• [What the task requires]: Reply with only the number of lines that contain the string "вовлечению".

• [Input]:
[Begin]

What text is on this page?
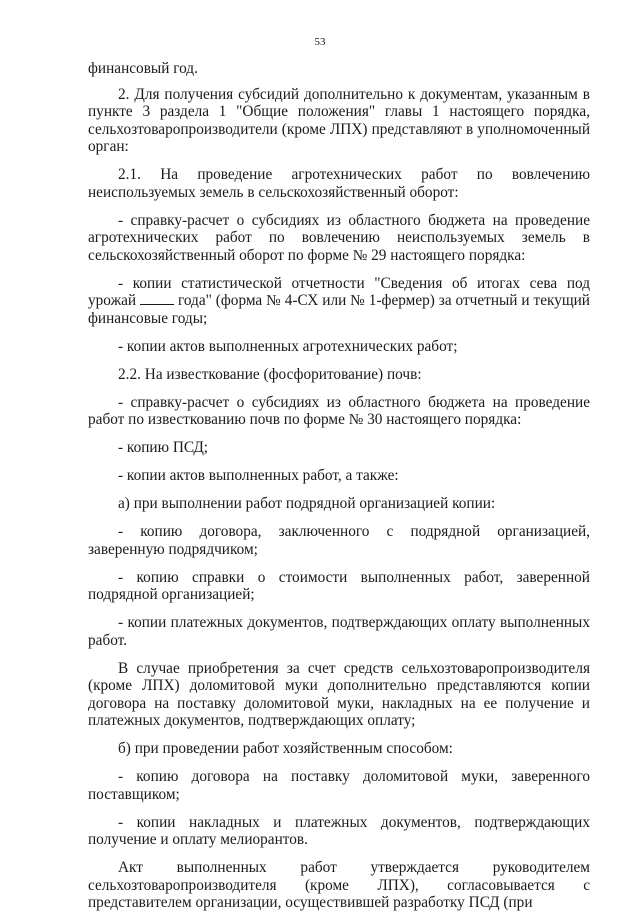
53

финансовый год.

2. Для получения субсидий дополнительно к документам, указанным в пункте 3 раздела 1 "Общие положения" главы 1 настоящего порядка, сельхозтоваропроизводители (кроме ЛПХ) представляют в уполномоченный орган:

2.1. На проведение агротехнических работ по вовлечению неиспользуемых земель в сельскохозяйственный оборот:

- справку-расчет о субсидиях из областного бюджета на проведение агротехнических работ по вовлечению неиспользуемых земель в сельскохозяйственный оборот по форме № 29 настоящего порядка:

- копии статистической отчетности "Сведения об итогах сева под урожай	года" (форма № 4-СХ или № 1-фермер) за отчетный и текущий финансовые годы;

- копии актов выполненных агротехнических работ;

2.2. На известкование (фосфоритование) почв:

- справку-расчет о субсидиях из областного бюджета на проведение работ по известкованию почв по форме № 30 настоящего порядка:

- копию ПСД;

- копии актов выполненных работ, а также:

а) при выполнении работ подрядной организацией копии:

- копию договора, заключенного с подрядной организацией, заверенную подрядчиком;

- копию справки о стоимости выполненных работ, заверенной подрядной организацией;

- копии платежных документов, подтверждающих оплату выполненных работ.

В случае приобретения за счет средств сельхозтоваропроизводителя (кроме ЛПХ) доломитовой муки дополнительно представляются копии договора на поставку доломитовой муки, накладных на ее получение и платежных документов, подтверждающих оплату;

б) при проведении работ хозяйственным способом:

- копию договора на поставку доломитовой муки, заверенного поставщиком;

- копии накладных и платежных документов, подтверждающих получение и оплату мелиорантов.

Акт выполненных работ утверждается руководителем сельхозтоваропроизводителя (кроме ЛПХ), согласовывается с представителем организации, осуществившей разработку ПСД (при
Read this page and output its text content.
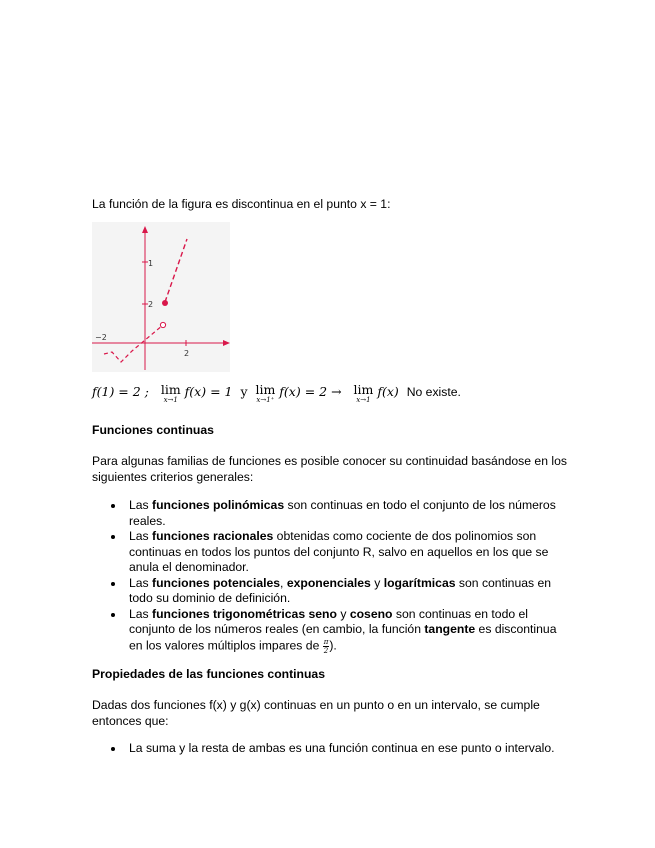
La función de la figura es discontinua en el punto x = 1:

1
2
−2
2
f(1) = 2 ; lim
x→1
f(x) = 1 y lim
x→1⁺
f(x) = 2 → lim
x→1
f(x) No existe.

Funciones continuas

Para algunas familias de funciones es posible conocer su continuidad basándose en los siguientes criterios generales:

Las funciones polinómicas son continuas en todo el conjunto de los números reales.
Las funciones racionales obtenidas como cociente de dos polinomios son continuas en todos los puntos del conjunto R, salvo en aquellos en los que se anula el denominador.
Las funciones potenciales, exponenciales y logarítmicas son continuas en todo su dominio de definición.
Las funciones trigonométricas seno y coseno son continuas en todo el conjunto de los números reales (en cambio, la función tangente es discontinua en los valores múltiplos impares de $\frac{\pi}{2}$ ).

Propiedades de las funciones continuas

Dadas dos funciones f(x) y g(x) continuas en un punto o en un intervalo, se cumple entonces que:

La suma y la resta de ambas es una función continua en ese punto o intervalo.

[End]

• [Complete answer]: 2